Stored records –
=====

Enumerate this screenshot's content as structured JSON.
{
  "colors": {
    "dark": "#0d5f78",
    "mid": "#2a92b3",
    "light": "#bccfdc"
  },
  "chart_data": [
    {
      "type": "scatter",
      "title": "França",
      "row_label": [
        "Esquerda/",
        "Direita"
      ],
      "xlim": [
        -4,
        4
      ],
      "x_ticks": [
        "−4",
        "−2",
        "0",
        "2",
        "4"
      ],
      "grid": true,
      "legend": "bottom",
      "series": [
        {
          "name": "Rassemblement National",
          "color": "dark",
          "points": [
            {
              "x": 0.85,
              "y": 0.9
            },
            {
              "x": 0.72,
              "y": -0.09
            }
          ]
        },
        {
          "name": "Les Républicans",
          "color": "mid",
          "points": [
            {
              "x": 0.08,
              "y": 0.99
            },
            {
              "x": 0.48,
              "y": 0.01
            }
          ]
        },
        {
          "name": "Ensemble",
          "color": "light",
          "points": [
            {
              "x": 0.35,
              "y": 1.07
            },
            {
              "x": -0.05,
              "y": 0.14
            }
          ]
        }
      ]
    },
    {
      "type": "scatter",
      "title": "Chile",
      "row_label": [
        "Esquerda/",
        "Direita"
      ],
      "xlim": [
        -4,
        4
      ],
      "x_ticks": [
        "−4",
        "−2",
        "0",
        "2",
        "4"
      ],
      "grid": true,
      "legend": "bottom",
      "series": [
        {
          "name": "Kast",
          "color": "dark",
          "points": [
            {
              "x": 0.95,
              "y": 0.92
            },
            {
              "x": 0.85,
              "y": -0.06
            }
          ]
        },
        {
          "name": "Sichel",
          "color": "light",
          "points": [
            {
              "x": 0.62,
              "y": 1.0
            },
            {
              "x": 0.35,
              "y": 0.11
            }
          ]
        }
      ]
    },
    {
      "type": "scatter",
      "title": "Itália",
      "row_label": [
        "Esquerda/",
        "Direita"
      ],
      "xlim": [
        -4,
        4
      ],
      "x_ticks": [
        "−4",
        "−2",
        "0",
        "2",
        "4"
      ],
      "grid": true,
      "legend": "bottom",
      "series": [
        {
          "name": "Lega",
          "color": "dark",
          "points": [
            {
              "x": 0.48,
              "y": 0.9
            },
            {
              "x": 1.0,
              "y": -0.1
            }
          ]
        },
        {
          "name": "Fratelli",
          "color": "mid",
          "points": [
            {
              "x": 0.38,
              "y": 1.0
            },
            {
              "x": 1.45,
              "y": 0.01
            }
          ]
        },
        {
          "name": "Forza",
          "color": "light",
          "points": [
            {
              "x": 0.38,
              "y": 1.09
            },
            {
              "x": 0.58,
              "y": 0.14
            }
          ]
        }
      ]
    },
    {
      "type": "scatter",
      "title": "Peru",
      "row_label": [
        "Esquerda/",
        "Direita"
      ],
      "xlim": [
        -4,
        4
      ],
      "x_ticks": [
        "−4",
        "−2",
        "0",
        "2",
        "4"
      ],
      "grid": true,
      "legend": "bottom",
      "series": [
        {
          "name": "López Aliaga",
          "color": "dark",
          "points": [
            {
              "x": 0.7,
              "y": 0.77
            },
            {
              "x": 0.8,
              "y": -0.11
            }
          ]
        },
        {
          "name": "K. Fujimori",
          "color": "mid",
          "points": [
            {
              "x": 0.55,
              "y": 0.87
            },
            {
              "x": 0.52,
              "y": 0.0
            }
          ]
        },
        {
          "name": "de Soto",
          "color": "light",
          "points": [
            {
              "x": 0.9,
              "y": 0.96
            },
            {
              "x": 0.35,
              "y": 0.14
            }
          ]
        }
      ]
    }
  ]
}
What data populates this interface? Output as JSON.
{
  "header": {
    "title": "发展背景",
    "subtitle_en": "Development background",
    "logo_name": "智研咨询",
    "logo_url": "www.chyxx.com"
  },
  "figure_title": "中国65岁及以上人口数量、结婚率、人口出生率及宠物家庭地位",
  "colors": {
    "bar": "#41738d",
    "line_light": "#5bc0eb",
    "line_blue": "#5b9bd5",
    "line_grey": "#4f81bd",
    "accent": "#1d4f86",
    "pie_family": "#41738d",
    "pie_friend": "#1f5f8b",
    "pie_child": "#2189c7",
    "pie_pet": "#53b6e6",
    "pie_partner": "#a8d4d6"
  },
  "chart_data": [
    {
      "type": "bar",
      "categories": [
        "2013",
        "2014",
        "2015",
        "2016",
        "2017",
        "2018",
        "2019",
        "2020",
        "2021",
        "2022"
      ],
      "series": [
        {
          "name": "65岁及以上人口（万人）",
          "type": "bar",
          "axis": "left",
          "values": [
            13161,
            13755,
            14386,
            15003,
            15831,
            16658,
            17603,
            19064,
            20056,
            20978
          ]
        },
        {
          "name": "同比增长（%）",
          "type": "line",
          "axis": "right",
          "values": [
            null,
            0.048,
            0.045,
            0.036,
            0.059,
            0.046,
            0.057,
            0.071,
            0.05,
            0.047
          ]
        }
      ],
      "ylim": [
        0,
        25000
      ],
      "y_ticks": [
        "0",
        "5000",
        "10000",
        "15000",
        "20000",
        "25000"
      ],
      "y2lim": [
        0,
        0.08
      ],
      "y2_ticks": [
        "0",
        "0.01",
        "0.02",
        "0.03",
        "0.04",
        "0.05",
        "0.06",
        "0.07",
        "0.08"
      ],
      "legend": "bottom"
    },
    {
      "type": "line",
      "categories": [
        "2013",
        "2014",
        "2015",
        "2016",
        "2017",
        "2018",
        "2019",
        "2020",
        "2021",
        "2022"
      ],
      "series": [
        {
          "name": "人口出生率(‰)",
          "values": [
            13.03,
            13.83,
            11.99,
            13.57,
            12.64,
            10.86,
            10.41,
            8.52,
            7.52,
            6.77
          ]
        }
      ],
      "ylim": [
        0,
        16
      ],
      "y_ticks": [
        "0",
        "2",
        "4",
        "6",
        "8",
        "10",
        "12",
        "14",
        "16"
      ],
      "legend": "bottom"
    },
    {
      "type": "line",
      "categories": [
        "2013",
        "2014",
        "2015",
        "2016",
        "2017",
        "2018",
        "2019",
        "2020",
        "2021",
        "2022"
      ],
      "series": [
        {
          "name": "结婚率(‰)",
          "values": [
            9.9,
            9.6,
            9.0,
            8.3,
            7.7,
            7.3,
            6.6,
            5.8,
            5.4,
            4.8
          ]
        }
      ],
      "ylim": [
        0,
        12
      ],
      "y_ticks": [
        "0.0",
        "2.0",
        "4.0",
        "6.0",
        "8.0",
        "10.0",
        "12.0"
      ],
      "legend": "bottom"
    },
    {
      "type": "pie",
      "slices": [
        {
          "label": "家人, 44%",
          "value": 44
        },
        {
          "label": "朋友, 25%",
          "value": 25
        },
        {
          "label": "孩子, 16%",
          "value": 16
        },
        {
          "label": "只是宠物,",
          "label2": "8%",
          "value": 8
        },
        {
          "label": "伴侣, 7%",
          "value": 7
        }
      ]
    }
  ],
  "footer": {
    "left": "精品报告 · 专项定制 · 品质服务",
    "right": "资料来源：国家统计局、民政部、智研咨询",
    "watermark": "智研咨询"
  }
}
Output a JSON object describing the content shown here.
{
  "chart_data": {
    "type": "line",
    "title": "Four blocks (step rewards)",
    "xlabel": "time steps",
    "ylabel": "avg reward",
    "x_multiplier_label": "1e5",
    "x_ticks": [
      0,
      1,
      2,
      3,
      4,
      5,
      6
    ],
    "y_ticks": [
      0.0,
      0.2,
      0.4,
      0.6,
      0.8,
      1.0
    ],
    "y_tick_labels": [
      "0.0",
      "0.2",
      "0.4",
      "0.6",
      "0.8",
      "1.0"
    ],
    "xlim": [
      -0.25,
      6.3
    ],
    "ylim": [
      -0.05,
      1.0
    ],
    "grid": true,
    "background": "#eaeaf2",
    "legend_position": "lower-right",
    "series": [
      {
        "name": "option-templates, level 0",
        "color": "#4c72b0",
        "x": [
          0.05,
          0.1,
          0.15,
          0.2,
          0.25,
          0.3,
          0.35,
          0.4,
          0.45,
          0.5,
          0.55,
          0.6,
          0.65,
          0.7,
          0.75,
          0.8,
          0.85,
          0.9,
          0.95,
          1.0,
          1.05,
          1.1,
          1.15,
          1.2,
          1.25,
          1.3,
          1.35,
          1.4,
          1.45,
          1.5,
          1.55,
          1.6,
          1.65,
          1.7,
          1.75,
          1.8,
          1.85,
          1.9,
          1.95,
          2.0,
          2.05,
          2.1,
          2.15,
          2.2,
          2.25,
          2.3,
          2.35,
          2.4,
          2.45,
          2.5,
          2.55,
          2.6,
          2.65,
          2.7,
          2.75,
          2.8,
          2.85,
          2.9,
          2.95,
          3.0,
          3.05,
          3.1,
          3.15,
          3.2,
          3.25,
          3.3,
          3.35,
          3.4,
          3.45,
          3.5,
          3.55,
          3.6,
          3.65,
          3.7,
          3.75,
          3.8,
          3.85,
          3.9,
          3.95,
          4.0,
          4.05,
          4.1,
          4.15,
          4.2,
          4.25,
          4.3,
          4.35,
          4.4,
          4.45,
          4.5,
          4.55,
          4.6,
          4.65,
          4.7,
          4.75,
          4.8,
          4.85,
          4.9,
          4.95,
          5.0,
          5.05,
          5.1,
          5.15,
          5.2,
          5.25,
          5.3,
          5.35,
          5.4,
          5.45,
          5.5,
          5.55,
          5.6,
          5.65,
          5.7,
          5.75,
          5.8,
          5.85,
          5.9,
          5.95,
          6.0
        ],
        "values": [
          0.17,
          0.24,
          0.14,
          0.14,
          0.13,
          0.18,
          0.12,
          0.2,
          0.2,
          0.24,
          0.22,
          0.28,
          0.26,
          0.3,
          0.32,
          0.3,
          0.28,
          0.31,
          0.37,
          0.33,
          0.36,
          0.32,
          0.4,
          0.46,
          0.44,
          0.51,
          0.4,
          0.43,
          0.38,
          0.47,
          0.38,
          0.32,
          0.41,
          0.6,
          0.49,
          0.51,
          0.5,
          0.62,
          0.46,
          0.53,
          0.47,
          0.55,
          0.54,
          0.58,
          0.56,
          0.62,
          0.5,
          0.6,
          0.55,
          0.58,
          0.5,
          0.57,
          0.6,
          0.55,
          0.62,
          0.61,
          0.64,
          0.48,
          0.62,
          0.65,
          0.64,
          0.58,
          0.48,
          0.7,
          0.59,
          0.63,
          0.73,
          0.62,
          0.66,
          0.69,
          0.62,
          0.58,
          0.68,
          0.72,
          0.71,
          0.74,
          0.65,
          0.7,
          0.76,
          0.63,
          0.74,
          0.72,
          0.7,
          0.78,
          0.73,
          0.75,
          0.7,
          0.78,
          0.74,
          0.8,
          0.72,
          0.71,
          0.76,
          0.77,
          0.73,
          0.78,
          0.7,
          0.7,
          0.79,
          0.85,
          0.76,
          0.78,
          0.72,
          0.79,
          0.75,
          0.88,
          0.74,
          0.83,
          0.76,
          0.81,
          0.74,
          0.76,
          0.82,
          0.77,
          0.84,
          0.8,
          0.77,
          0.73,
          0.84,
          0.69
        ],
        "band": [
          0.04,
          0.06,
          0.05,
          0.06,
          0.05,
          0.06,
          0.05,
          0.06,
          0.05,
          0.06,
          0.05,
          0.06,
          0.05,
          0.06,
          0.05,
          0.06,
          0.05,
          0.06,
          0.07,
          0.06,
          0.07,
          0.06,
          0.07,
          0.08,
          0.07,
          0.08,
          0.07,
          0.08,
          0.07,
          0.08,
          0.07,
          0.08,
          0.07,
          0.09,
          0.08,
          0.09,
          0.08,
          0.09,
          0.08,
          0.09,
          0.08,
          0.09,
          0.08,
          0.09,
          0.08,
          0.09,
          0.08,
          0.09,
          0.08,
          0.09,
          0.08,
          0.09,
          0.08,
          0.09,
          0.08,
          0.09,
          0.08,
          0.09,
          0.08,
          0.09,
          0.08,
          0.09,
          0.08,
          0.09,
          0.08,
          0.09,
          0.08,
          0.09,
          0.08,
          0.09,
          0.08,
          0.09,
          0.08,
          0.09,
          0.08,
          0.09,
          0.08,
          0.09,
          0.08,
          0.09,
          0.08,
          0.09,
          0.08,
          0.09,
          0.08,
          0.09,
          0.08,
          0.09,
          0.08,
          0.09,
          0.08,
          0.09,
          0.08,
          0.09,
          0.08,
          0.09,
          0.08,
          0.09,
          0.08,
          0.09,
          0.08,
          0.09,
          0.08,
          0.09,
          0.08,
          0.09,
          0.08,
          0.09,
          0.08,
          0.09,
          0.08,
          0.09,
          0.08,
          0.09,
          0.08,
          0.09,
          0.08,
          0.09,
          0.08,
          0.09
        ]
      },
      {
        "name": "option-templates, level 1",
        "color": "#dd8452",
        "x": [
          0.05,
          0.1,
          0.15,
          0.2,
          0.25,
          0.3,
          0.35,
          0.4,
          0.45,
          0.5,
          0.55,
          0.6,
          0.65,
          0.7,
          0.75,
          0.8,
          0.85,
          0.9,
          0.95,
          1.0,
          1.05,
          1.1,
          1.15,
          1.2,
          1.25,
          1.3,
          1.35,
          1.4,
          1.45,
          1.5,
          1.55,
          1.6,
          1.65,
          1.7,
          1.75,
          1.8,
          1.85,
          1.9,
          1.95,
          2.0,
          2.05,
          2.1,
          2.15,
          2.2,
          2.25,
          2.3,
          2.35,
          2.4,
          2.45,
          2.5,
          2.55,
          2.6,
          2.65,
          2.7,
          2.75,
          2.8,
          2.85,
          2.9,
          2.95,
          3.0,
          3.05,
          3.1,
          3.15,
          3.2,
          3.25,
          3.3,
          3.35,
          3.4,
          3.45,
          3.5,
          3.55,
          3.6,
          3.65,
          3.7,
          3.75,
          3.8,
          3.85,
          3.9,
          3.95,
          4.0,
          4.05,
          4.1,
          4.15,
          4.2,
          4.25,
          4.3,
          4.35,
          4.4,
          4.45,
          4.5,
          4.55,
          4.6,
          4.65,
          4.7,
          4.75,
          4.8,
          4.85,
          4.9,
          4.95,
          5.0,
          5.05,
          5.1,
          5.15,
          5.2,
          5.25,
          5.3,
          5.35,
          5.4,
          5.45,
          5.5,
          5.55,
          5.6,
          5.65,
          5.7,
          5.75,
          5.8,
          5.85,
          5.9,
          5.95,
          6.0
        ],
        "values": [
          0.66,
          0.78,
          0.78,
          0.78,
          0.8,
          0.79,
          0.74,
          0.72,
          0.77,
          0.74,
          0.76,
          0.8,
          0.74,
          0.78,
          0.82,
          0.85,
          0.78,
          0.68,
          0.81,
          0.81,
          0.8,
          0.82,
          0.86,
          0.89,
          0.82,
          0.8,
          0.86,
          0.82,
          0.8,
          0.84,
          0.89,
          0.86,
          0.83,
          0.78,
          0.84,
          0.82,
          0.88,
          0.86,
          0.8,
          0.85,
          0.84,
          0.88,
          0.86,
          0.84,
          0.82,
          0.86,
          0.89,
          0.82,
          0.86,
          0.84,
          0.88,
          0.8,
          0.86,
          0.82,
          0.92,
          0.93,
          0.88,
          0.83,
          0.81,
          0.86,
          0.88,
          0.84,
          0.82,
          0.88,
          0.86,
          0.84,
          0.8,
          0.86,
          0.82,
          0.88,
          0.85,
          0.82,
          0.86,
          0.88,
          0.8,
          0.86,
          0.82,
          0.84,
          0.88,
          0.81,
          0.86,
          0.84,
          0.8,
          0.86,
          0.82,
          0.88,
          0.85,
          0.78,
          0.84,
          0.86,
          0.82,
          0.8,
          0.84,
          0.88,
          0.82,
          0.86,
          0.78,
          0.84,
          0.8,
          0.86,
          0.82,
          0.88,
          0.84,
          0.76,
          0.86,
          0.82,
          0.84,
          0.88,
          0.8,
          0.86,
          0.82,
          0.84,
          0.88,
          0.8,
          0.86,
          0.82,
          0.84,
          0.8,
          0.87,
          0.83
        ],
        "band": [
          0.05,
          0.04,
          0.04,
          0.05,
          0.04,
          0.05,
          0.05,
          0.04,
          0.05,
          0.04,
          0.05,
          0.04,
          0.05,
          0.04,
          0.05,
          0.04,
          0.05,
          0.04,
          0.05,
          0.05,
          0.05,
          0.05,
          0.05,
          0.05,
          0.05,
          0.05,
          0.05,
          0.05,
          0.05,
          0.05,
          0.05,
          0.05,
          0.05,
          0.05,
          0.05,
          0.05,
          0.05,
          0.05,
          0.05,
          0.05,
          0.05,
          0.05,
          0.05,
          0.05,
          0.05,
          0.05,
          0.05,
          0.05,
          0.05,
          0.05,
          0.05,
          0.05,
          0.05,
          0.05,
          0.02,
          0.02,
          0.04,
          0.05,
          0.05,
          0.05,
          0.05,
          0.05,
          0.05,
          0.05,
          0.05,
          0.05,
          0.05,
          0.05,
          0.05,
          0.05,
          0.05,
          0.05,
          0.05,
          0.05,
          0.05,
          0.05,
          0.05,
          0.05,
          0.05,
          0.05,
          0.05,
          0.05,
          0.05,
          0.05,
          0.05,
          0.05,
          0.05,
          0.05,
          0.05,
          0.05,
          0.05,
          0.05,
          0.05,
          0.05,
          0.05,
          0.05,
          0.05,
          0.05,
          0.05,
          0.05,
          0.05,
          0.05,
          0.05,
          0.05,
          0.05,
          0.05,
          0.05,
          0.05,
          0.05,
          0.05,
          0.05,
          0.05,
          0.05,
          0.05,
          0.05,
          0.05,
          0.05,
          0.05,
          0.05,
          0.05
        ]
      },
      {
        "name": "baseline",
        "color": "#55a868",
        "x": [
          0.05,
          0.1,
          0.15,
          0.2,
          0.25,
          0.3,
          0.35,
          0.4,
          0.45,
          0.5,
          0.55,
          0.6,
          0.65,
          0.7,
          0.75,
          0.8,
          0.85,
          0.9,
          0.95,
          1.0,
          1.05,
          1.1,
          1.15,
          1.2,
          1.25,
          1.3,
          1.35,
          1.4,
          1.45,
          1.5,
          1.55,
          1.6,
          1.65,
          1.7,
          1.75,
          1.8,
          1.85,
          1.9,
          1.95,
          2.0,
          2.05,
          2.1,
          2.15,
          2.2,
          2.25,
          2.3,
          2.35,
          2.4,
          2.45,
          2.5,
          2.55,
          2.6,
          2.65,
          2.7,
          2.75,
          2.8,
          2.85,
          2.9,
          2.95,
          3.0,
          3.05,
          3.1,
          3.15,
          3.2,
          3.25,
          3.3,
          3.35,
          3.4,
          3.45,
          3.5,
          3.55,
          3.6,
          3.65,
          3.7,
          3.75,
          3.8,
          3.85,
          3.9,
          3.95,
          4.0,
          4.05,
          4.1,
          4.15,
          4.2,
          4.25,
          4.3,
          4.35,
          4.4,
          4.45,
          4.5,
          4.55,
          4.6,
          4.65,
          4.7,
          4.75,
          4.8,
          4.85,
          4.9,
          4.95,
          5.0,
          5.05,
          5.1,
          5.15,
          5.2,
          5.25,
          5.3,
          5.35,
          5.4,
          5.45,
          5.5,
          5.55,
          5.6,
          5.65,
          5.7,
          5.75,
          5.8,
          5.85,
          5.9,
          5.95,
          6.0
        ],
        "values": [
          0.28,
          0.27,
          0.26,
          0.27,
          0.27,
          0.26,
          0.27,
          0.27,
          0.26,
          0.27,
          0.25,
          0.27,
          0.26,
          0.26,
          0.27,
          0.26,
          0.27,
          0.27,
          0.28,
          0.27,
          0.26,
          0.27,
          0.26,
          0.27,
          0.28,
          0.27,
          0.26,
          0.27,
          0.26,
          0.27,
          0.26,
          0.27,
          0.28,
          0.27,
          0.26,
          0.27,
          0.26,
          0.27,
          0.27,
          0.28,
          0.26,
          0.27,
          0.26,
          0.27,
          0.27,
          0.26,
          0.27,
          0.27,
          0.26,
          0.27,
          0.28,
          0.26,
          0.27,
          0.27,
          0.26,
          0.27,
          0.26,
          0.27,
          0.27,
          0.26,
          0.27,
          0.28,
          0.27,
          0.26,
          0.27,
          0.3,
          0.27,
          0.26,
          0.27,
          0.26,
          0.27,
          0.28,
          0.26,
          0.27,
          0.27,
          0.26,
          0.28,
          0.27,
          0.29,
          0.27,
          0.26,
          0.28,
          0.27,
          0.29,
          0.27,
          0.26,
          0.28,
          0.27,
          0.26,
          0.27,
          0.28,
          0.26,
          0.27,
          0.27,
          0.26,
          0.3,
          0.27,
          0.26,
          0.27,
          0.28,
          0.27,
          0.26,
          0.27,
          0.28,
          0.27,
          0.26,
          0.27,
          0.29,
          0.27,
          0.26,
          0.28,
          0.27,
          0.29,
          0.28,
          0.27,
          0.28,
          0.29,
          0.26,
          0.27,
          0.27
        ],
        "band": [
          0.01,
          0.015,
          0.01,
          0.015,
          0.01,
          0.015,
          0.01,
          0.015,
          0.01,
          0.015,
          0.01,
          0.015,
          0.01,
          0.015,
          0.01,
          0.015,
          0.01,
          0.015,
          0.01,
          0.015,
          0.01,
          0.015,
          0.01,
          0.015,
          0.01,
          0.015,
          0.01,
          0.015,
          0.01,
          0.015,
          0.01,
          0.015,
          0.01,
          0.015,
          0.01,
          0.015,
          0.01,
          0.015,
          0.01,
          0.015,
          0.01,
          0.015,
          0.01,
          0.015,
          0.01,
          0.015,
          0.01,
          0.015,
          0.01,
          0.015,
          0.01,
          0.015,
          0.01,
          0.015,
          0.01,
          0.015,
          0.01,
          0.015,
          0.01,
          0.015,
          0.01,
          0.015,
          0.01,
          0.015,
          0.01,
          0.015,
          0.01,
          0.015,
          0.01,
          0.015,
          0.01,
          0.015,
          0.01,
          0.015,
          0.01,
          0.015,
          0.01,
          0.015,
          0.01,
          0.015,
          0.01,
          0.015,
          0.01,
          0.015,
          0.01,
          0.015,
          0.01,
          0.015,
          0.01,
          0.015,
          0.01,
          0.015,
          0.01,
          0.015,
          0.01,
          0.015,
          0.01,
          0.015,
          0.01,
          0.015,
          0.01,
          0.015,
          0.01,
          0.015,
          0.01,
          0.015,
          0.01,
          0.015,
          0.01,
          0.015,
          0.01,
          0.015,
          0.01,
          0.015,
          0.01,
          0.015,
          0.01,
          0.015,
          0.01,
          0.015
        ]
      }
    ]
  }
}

=====

Given instruction –
Within the material above, find the lines that contain the word "templates"; copy them.

Response to this exercise –
        "name": "option-templates, level 0",
        "name": "option-templates, level 1",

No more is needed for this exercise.